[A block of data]
● ● ● ● ● ● ●

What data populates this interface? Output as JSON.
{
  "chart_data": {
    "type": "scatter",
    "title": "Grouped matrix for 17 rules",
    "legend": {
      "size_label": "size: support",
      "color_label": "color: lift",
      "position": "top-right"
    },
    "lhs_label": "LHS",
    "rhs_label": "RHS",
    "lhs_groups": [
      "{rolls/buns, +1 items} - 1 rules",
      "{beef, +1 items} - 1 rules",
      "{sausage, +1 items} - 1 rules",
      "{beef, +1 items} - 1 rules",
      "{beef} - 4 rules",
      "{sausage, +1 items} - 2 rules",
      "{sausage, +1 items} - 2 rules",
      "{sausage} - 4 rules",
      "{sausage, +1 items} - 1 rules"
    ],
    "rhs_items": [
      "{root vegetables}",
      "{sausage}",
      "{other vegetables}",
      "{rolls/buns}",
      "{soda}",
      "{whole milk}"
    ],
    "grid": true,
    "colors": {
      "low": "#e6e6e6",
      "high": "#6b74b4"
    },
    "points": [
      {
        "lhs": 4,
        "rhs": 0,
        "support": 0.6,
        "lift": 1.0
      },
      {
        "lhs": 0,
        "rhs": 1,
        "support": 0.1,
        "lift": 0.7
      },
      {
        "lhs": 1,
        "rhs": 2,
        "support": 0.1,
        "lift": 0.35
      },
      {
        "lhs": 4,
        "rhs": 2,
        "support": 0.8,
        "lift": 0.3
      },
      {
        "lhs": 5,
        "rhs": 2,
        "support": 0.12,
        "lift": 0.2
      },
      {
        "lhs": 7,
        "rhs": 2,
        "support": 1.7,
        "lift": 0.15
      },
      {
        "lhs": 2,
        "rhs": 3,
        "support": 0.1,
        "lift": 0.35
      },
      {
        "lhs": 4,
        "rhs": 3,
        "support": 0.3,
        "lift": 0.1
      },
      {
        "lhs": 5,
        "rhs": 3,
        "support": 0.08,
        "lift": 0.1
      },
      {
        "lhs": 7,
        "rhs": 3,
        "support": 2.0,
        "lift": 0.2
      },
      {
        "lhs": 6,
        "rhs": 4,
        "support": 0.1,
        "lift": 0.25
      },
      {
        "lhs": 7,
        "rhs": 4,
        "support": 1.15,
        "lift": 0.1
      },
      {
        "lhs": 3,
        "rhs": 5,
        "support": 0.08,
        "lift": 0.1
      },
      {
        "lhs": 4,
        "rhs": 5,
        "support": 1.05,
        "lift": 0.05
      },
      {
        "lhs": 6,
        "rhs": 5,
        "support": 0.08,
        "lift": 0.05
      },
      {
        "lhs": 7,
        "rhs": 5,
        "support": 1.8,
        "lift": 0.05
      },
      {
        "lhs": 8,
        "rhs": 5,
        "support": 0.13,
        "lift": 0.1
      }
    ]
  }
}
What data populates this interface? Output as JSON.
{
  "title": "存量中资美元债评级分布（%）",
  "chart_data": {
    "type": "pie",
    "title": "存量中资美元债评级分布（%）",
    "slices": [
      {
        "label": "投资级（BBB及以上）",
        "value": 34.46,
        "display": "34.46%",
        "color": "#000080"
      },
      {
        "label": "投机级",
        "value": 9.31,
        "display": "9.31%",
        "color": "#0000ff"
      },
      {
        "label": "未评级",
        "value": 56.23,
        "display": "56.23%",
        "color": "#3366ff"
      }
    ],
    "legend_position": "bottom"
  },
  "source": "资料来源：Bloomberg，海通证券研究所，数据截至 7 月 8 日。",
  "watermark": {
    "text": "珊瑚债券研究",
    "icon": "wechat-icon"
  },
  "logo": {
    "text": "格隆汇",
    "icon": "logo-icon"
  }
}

● ● ● ● ● ● ●

[Stated problem]
Find the lines above that contain the word "存量中资美元债评级分布" and collect them.

[Problem solution]
  "title": "存量中资美元债评级分布（%）",
    "title": "存量中资美元债评级分布（%）",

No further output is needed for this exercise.